### [WHAT THE EXERCISE ASKS]
Skip the pictures and quote all of the lines exactly.

### [Lines of data]
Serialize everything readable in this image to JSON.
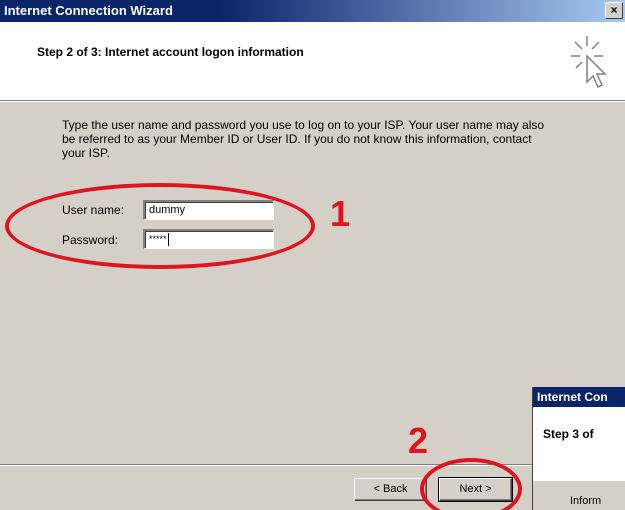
{
  "window": {
    "title": "Internet Connection Wizard",
    "close_glyph": "×"
  },
  "header": {
    "step_title": "Step 2 of 3: Internet account logon information",
    "icon": "wizard-cursor-icon"
  },
  "body": {
    "description": "Type the user name and password you use to log on to your ISP. Your user name may also be referred to as your Member ID or User ID. If you do not know this information, contact your ISP."
  },
  "form": {
    "username_label": "User name:",
    "username_value": "dummy",
    "password_label": "Password:",
    "password_value": "*****"
  },
  "annotations": {
    "one": "1",
    "two": "2",
    "color": "#e0141e"
  },
  "buttons": {
    "back_label": "< Back",
    "next_label": "Next >"
  },
  "overlay_window": {
    "title": "Internet Con",
    "step": "Step 3 of",
    "info": "Inform"
  },
  "colors": {
    "titlebar": "#0a246a",
    "dialog_bg": "#d4d0c8"
  }
}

### [FULL RESPONSE]
Serialize everything readable in this image to JSON.
{
  "window": {
    "title": "Internet Connection Wizard",
    "close_glyph": "×"
  },
  "header": {
    "step_title": "Step 2 of 3: Internet account logon information",
    "icon": "wizard-cursor-icon"
  },
  "body": {
    "description": "Type the user name and password you use to log on to your ISP. Your user name may also be referred to as your Member ID or User ID. If you do not know this information, contact your ISP."
  },
  "form": {
    "username_label": "User name:",
    "username_value": "dummy",
    "password_label": "Password:",
    "password_value": "*****"
  },
  "annotations": {
    "one": "1",
    "two": "2",
    "color": "#e0141e"
  },
  "buttons": {
    "back_label": "< Back",
    "next_label": "Next >"
  },
  "overlay_window": {
    "title": "Internet Con",
    "step": "Step 3 of",
    "info": "Inform"
  },
  "colors": {
    "titlebar": "#0a246a",
    "dialog_bg": "#d4d0c8"
  }
}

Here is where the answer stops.